> _Task statement_:
Below are records that should be duplicated exactly, with no image retained.

Items from a figure collection:
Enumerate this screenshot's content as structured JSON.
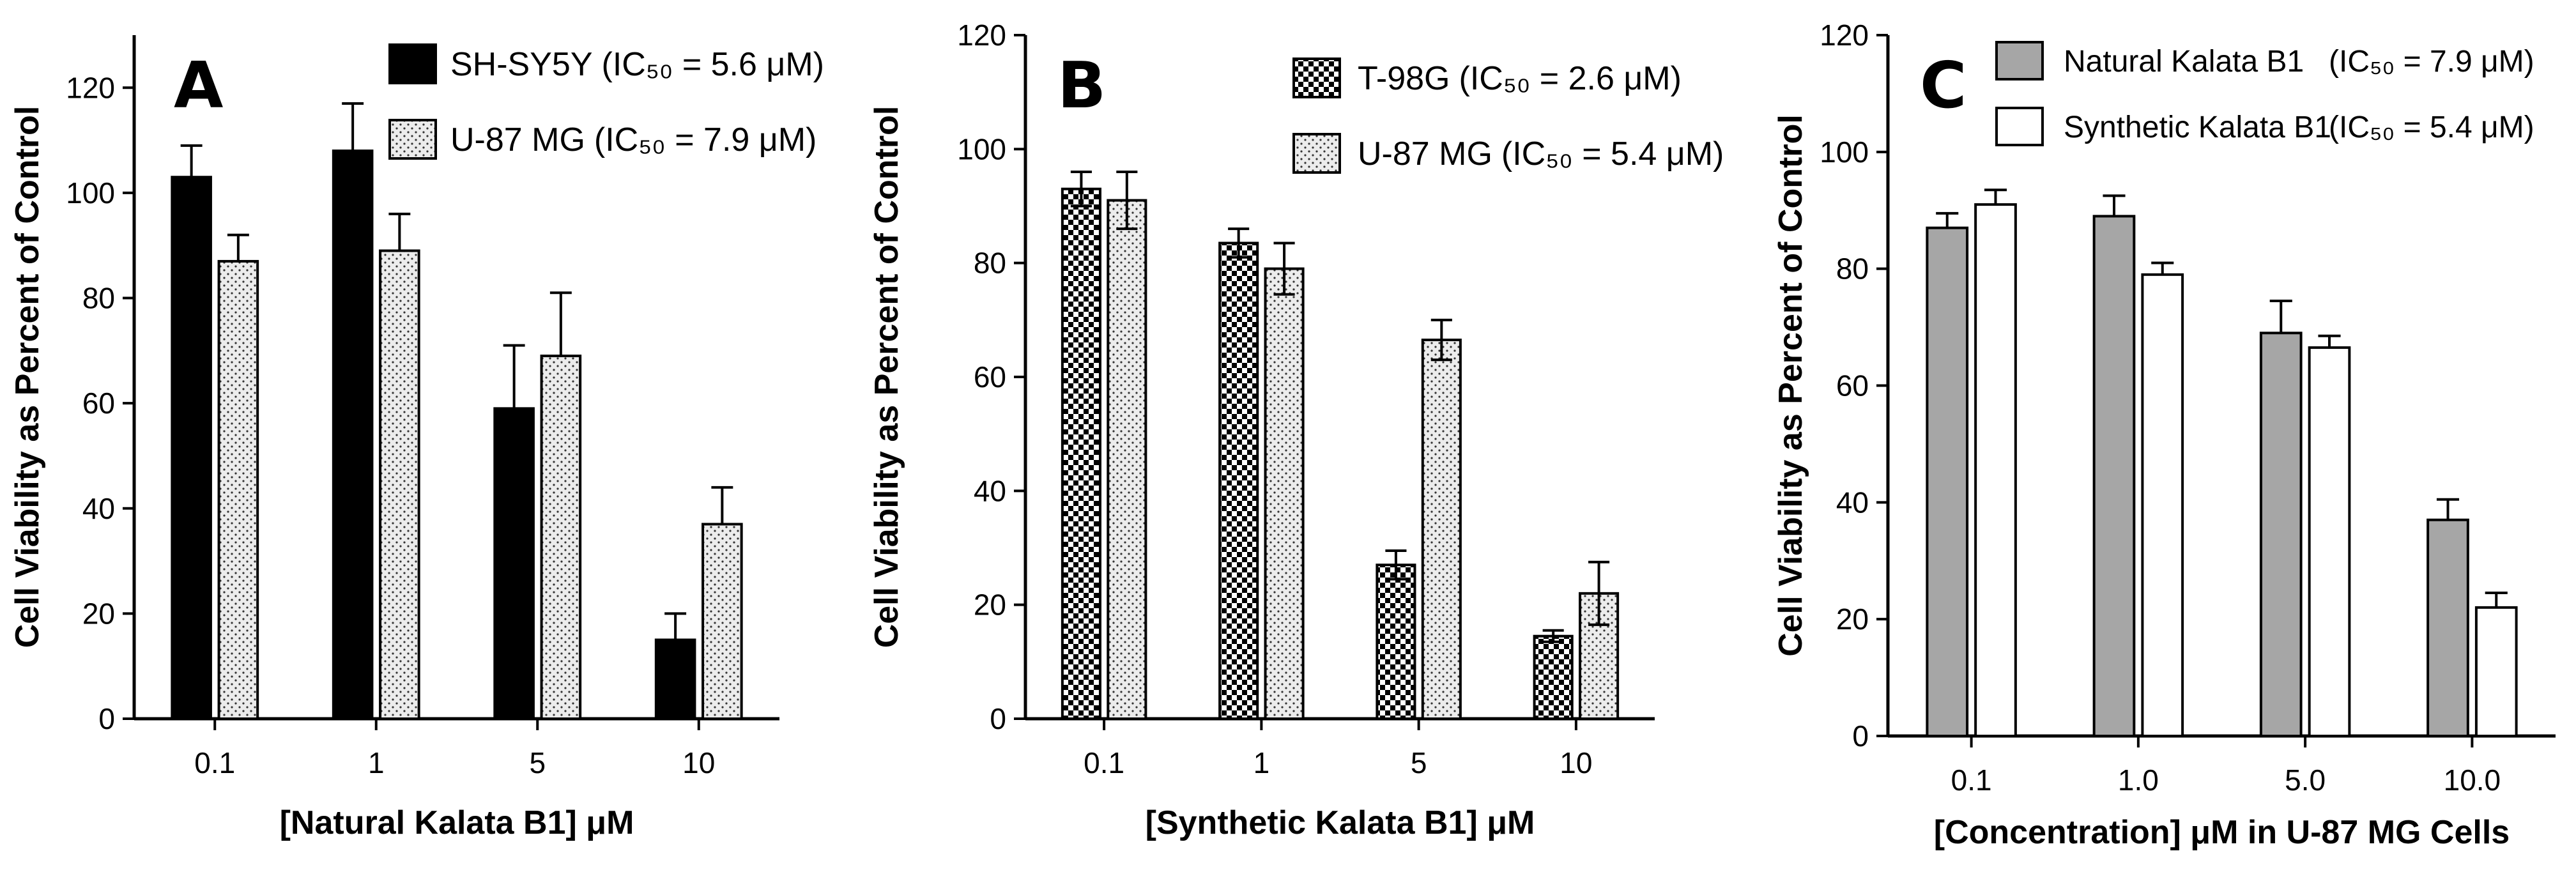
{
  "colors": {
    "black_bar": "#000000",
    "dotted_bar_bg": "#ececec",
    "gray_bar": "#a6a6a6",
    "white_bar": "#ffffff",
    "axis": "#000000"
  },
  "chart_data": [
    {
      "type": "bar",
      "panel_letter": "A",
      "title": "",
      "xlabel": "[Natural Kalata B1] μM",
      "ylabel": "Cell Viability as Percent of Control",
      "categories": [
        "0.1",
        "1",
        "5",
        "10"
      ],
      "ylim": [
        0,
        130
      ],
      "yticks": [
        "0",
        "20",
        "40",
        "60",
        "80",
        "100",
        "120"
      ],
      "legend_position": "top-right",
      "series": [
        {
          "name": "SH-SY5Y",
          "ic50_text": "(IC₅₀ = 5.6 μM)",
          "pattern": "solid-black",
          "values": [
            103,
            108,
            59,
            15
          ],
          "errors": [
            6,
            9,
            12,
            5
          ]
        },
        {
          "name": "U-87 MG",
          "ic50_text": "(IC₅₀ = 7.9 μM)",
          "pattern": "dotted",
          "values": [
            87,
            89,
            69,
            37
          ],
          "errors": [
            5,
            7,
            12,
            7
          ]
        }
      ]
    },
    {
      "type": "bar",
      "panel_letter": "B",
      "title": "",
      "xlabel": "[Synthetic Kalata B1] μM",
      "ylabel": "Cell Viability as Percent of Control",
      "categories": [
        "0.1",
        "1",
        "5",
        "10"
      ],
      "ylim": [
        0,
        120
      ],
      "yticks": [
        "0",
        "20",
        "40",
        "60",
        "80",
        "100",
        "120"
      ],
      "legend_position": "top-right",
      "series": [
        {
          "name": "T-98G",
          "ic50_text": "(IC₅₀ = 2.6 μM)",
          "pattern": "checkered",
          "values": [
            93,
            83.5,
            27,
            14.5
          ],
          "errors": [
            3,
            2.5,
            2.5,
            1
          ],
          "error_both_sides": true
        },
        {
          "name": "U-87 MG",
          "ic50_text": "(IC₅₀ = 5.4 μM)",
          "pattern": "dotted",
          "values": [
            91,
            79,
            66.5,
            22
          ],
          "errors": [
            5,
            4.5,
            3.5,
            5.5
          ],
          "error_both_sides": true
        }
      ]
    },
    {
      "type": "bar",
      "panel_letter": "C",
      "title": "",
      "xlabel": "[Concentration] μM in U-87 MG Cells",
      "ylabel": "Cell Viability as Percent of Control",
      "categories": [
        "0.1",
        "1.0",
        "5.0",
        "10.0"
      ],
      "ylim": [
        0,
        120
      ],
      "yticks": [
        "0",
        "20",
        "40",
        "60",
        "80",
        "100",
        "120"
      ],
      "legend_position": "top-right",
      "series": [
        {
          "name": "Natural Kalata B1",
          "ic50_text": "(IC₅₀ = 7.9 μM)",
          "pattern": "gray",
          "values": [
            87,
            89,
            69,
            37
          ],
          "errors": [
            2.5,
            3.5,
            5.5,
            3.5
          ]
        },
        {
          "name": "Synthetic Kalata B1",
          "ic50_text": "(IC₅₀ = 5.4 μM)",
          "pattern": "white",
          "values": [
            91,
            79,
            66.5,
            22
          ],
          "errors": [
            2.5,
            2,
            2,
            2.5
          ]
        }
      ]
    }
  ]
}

> _Solution for this problem_:
Enumerate this screenshot's content as structured JSON.
{
  "colors": {
    "black_bar": "#000000",
    "dotted_bar_bg": "#ececec",
    "gray_bar": "#a6a6a6",
    "white_bar": "#ffffff",
    "axis": "#000000"
  },
  "chart_data": [
    {
      "type": "bar",
      "panel_letter": "A",
      "title": "",
      "xlabel": "[Natural Kalata B1] μM",
      "ylabel": "Cell Viability as Percent of Control",
      "categories": [
        "0.1",
        "1",
        "5",
        "10"
      ],
      "ylim": [
        0,
        130
      ],
      "yticks": [
        "0",
        "20",
        "40",
        "60",
        "80",
        "100",
        "120"
      ],
      "legend_position": "top-right",
      "series": [
        {
          "name": "SH-SY5Y",
          "ic50_text": "(IC₅₀ = 5.6 μM)",
          "pattern": "solid-black",
          "values": [
            103,
            108,
            59,
            15
          ],
          "errors": [
            6,
            9,
            12,
            5
          ]
        },
        {
          "name": "U-87 MG",
          "ic50_text": "(IC₅₀ = 7.9 μM)",
          "pattern": "dotted",
          "values": [
            87,
            89,
            69,
            37
          ],
          "errors": [
            5,
            7,
            12,
            7
          ]
        }
      ]
    },
    {
      "type": "bar",
      "panel_letter": "B",
      "title": "",
      "xlabel": "[Synthetic Kalata B1] μM",
      "ylabel": "Cell Viability as Percent of Control",
      "categories": [
        "0.1",
        "1",
        "5",
        "10"
      ],
      "ylim": [
        0,
        120
      ],
      "yticks": [
        "0",
        "20",
        "40",
        "60",
        "80",
        "100",
        "120"
      ],
      "legend_position": "top-right",
      "series": [
        {
          "name": "T-98G",
          "ic50_text": "(IC₅₀ = 2.6 μM)",
          "pattern": "checkered",
          "values": [
            93,
            83.5,
            27,
            14.5
          ],
          "errors": [
            3,
            2.5,
            2.5,
            1
          ],
          "error_both_sides": true
        },
        {
          "name": "U-87 MG",
          "ic50_text": "(IC₅₀ = 5.4 μM)",
          "pattern": "dotted",
          "values": [
            91,
            79,
            66.5,
            22
          ],
          "errors": [
            5,
            4.5,
            3.5,
            5.5
          ],
          "error_both_sides": true
        }
      ]
    },
    {
      "type": "bar",
      "panel_letter": "C",
      "title": "",
      "xlabel": "[Concentration] μM in U-87 MG Cells",
      "ylabel": "Cell Viability as Percent of Control",
      "categories": [
        "0.1",
        "1.0",
        "5.0",
        "10.0"
      ],
      "ylim": [
        0,
        120
      ],
      "yticks": [
        "0",
        "20",
        "40",
        "60",
        "80",
        "100",
        "120"
      ],
      "legend_position": "top-right",
      "series": [
        {
          "name": "Natural Kalata B1",
          "ic50_text": "(IC₅₀ = 7.9 μM)",
          "pattern": "gray",
          "values": [
            87,
            89,
            69,
            37
          ],
          "errors": [
            2.5,
            3.5,
            5.5,
            3.5
          ]
        },
        {
          "name": "Synthetic Kalata B1",
          "ic50_text": "(IC₅₀ = 5.4 μM)",
          "pattern": "white",
          "values": [
            91,
            79,
            66.5,
            22
          ],
          "errors": [
            2.5,
            2,
            2,
            2.5
          ]
        }
      ]
    }
  ]
}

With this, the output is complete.